=== Material supplied ===
==*==
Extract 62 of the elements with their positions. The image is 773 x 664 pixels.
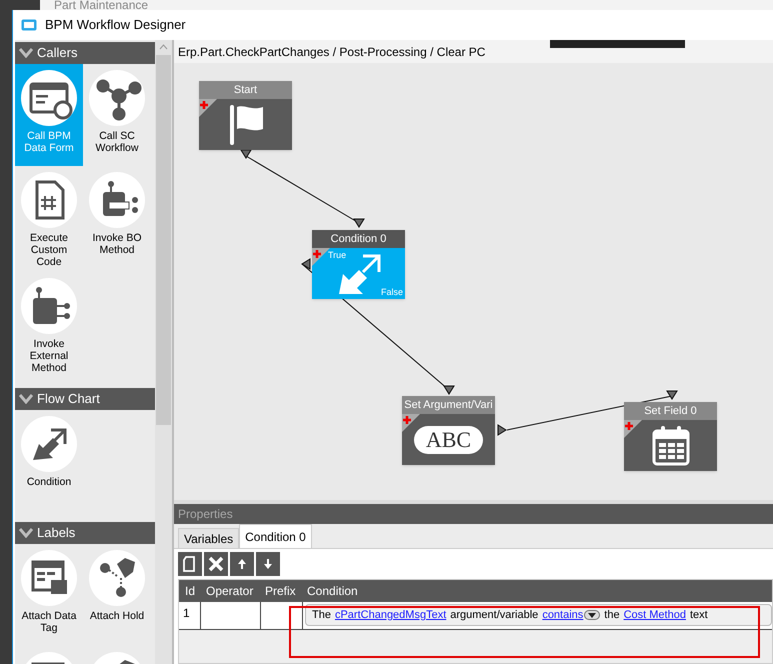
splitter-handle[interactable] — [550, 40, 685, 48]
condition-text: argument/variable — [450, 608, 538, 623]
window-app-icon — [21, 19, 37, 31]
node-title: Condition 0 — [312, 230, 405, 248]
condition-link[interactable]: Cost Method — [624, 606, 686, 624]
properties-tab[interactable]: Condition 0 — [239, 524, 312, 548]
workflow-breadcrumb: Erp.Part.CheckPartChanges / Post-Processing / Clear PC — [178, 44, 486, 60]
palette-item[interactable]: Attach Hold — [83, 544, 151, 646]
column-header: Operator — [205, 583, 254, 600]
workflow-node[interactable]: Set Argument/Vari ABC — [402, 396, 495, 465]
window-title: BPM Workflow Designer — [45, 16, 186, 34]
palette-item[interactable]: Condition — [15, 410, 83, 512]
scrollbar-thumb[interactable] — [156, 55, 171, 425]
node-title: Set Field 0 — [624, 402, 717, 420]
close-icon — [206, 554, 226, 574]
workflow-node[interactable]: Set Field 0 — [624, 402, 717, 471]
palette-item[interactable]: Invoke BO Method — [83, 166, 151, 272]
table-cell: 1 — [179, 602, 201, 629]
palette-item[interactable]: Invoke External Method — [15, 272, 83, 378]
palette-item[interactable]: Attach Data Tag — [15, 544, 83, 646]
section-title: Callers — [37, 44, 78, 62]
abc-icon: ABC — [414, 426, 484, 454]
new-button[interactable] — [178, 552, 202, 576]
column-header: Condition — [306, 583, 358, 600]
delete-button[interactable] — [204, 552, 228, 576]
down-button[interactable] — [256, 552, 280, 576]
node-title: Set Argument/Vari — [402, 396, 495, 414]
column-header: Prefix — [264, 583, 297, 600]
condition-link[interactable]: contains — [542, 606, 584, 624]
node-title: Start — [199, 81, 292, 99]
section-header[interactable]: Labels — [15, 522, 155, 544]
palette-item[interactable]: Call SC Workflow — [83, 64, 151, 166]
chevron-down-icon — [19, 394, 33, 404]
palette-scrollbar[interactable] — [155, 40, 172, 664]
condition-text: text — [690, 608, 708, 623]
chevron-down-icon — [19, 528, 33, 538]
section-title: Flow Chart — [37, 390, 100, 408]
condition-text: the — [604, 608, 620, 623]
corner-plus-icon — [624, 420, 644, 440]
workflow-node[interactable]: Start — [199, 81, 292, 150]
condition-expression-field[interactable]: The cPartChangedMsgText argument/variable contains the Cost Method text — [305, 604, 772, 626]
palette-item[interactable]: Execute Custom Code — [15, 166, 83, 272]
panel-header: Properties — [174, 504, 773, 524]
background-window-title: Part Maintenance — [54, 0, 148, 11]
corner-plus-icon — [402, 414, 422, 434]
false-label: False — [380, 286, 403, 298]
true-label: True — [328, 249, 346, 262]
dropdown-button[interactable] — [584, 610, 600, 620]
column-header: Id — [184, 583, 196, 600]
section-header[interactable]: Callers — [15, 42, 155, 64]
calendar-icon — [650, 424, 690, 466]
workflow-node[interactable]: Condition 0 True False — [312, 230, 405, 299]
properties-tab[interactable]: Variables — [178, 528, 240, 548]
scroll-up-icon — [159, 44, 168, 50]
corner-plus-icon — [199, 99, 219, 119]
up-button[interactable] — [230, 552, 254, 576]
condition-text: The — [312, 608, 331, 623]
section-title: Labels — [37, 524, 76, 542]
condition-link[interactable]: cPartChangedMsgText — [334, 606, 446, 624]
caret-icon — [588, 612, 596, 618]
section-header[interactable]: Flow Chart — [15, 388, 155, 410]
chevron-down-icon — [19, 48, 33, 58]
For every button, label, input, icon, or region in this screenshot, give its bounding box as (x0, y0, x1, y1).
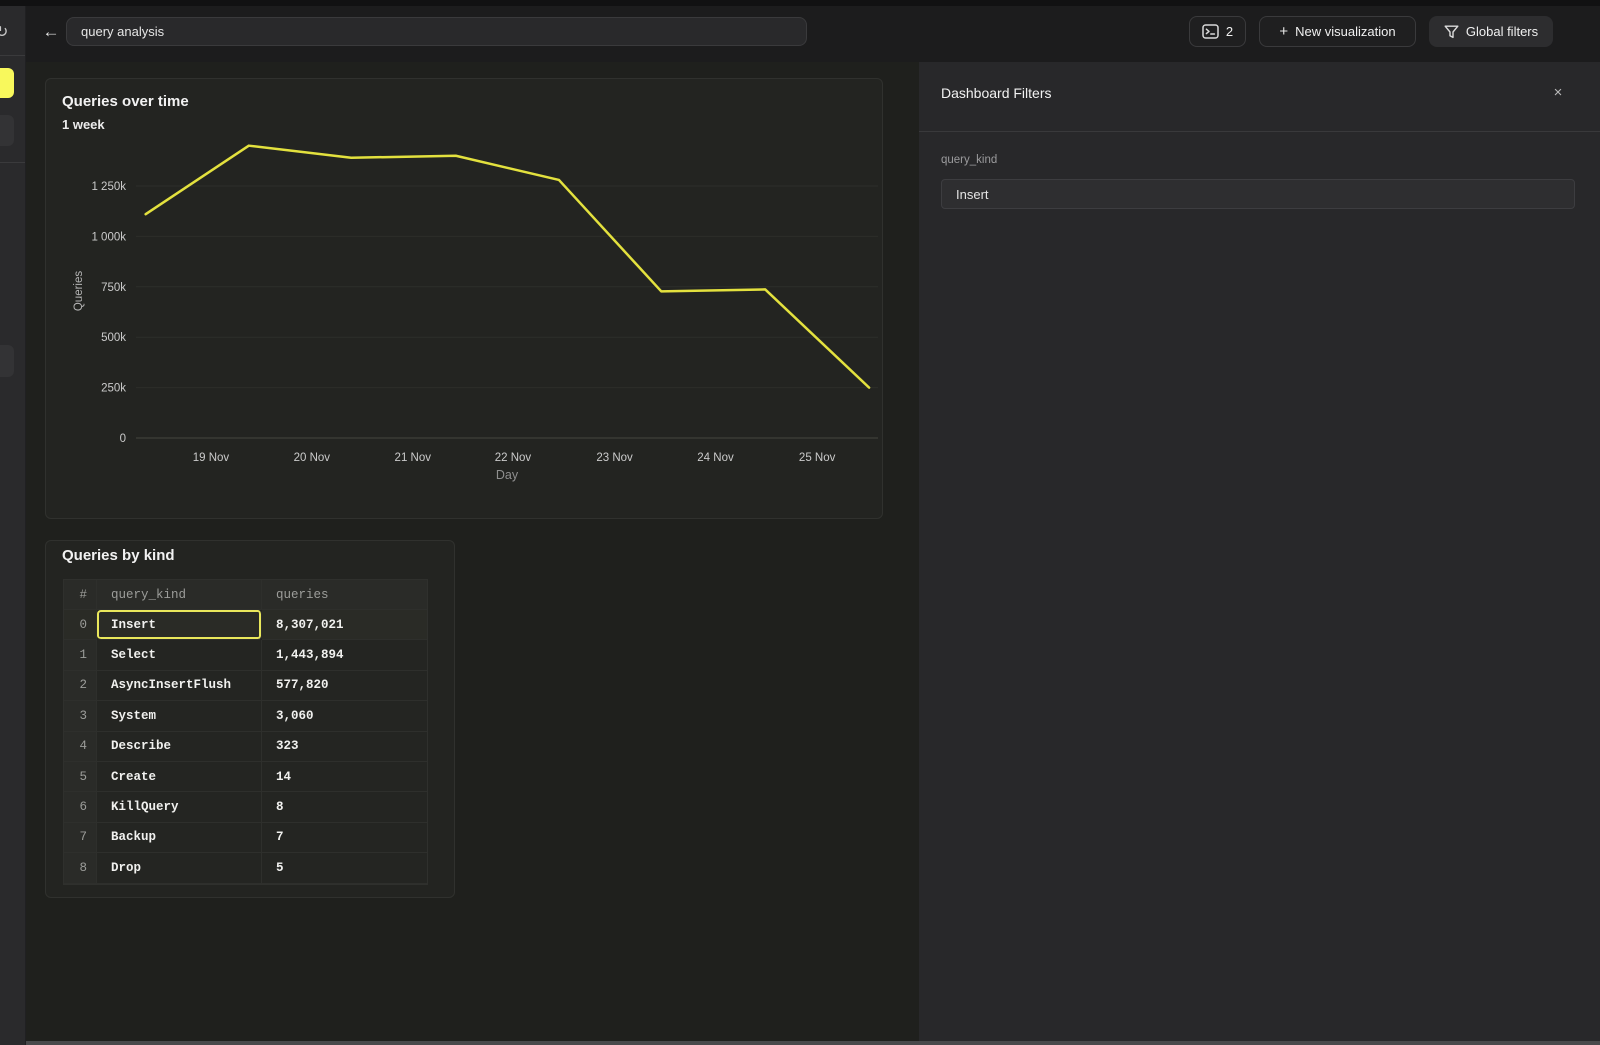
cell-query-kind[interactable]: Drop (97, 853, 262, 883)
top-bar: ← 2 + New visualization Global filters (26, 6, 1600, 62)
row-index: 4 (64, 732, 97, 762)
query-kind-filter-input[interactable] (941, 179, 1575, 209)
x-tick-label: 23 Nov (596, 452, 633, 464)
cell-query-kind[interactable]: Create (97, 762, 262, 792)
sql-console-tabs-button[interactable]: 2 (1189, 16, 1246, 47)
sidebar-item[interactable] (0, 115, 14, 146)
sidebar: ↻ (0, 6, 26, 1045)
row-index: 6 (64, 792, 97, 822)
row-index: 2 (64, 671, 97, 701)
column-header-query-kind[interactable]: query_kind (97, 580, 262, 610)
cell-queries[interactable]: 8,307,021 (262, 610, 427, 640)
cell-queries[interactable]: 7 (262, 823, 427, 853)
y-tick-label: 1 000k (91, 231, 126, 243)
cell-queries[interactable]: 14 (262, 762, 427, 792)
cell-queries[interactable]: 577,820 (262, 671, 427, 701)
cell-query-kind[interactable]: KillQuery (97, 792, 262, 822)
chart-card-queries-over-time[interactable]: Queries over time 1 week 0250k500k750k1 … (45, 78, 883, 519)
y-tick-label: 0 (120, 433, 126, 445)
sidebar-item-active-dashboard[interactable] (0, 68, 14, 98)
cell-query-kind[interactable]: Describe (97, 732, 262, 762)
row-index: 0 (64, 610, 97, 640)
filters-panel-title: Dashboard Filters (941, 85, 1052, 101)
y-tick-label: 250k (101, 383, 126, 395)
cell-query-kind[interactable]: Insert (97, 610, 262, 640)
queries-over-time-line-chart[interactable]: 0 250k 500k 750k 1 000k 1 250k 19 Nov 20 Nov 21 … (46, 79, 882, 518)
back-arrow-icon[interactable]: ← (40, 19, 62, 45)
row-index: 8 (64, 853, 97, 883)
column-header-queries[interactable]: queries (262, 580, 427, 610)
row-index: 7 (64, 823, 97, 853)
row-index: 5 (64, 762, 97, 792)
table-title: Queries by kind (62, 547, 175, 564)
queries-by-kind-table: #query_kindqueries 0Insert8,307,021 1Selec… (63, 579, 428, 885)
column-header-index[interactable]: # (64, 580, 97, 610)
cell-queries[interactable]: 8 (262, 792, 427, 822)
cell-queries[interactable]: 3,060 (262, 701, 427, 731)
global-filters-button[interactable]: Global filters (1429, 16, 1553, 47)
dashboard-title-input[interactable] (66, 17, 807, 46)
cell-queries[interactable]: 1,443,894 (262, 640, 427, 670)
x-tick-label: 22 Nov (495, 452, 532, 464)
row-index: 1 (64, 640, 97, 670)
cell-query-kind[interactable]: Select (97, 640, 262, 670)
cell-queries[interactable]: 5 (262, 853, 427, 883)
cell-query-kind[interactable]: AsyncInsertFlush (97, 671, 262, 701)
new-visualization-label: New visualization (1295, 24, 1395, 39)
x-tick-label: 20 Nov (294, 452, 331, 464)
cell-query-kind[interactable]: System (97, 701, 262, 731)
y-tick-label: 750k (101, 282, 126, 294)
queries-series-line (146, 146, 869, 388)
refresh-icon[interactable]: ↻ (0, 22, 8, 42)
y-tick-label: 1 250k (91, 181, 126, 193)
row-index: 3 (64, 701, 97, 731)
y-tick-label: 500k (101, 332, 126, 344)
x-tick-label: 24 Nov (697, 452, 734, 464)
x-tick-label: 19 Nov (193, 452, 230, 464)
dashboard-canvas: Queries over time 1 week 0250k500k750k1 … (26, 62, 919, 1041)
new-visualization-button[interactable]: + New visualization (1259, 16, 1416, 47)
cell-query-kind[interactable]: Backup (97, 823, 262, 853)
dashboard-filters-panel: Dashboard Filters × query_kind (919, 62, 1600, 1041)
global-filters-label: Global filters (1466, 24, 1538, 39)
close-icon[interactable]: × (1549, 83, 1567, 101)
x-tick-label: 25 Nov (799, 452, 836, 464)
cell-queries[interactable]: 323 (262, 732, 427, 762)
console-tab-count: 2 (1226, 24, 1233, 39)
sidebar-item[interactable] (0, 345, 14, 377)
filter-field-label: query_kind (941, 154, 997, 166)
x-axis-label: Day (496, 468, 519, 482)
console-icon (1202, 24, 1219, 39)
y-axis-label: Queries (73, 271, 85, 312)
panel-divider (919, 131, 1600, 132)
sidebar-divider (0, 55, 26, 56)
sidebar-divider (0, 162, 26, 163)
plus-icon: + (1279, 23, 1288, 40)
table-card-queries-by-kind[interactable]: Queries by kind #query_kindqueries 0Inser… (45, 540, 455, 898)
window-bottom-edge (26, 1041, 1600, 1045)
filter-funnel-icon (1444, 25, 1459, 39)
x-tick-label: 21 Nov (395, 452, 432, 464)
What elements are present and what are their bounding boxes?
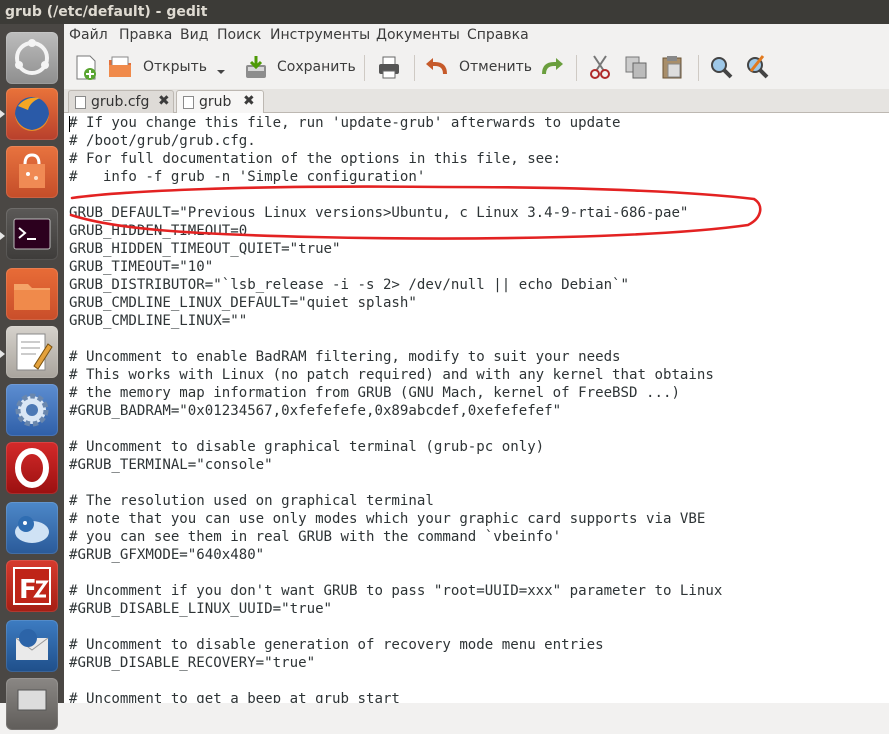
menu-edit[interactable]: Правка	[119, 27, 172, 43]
==*==
=== Do this ===
Render the lines from the one containing "cell-query-kind[interactable]: Drop (97, 853, 262, 883)" through the one containing "cell-query-kind[interactable]: KillQuery (97, 792, 262, 822)" as a Markdown table with the columns Row and Line. Number each row and leave out blank lines.

=== Output of the task ===
| Row | Line |
|---|---|
| 1 | cell-query-kind[interactable]: Drop (97, 853, 262, 883) |
| 2 | top-bar: ← 2 + New visualization Global filters (26, 6, 1600, 62) |
| 3 | row-index: 4 (64, 732, 97, 762) |
| 4 | query-kind-filter-input[interactable] (941, 179, 1575, 209) |
| 5 | x-tick-label: 23 Nov (596, 452, 633, 464) |
| 6 | cell-query-kind[interactable]: Create (97, 762, 262, 792) |
| 7 | sql-console-tabs-button[interactable]: 2 (1189, 16, 1246, 47) |
| 8 | sidebar-item[interactable] (0, 115, 14, 146) |
| 9 | sidebar: ↻ (0, 6, 26, 1045) |
| 10 | row-index: 6 (64, 792, 97, 822) |
| 11 | row-index: 2 (64, 671, 97, 701) |
| 12 | column-header-query-kind[interactable]: query_kind (97, 580, 262, 610) |
| 13 | cell-queries[interactable]: 8,307,021 (262, 610, 427, 640) |
| 14 | cell-queries[interactable]: 7 (262, 823, 427, 853) |
| 15 | y-tick-label: 1 000k (91, 231, 126, 243) |
| 16 | cell-queries[interactable]: 14 (262, 762, 427, 792) |
| 17 | cell-queries[interactable]: 577,820 (262, 671, 427, 701) |
| 18 | cell-query-kind[interactable]: KillQuery (97, 792, 262, 822) |